# DESCRIPTION OF THE TASK
Go through the material below and copy all lines with "name".

# RECORDS FOR THE TASK

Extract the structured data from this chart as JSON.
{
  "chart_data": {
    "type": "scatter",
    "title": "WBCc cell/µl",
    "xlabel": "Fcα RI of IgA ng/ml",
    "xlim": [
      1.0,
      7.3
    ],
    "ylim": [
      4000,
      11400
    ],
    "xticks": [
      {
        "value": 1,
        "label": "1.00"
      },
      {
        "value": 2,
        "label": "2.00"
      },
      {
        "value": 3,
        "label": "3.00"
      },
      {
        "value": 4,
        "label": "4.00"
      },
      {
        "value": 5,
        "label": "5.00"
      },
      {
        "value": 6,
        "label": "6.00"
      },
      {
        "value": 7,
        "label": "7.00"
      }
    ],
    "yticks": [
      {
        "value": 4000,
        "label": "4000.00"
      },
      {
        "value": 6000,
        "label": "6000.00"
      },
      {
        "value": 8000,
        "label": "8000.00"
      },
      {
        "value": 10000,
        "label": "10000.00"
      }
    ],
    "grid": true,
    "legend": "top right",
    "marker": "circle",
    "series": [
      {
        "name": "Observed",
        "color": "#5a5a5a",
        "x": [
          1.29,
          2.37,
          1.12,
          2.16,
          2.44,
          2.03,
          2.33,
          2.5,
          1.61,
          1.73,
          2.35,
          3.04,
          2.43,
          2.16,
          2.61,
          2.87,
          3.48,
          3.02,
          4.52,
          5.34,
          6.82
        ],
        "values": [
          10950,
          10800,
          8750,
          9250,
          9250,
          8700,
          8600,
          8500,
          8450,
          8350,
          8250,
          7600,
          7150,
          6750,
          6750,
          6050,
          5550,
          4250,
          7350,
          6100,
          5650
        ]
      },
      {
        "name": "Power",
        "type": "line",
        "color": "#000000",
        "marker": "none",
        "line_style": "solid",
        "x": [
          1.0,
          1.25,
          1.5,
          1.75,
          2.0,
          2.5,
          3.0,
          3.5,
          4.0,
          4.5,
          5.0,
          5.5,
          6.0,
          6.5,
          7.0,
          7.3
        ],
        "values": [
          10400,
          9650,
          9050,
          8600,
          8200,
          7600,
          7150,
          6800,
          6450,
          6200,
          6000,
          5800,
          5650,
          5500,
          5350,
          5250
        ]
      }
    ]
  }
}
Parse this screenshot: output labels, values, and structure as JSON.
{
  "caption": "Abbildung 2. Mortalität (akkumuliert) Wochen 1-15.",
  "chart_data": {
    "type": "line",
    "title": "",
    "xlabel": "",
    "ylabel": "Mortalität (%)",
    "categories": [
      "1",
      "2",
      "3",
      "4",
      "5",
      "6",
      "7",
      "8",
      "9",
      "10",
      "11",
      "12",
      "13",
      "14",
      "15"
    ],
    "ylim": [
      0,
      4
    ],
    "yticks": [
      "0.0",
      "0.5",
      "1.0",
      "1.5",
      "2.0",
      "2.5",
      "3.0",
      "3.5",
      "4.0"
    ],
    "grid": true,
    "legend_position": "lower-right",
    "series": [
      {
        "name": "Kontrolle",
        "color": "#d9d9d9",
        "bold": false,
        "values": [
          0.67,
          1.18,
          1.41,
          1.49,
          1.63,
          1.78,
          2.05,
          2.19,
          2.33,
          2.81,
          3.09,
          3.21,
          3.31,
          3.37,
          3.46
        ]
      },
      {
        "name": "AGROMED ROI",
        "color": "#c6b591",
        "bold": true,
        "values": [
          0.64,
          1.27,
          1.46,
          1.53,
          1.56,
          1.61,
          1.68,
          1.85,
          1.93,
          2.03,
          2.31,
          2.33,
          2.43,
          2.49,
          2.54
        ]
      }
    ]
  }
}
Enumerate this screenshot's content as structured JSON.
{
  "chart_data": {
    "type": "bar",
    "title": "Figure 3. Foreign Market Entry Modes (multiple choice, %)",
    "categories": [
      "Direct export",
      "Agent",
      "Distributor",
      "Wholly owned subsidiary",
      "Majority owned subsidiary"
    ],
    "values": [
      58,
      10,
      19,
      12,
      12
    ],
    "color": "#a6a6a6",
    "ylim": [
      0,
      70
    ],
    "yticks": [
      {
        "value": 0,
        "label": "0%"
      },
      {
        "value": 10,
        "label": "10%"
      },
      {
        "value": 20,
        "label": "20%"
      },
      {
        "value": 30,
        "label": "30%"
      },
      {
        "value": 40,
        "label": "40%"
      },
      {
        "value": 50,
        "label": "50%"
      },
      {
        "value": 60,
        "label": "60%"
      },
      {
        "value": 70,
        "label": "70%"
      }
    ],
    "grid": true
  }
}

# FULL SOLUTION
        "name": "Observed",
        "name": "Power",
        "name": "Kontrolle",
        "name": "AGROMED ROI",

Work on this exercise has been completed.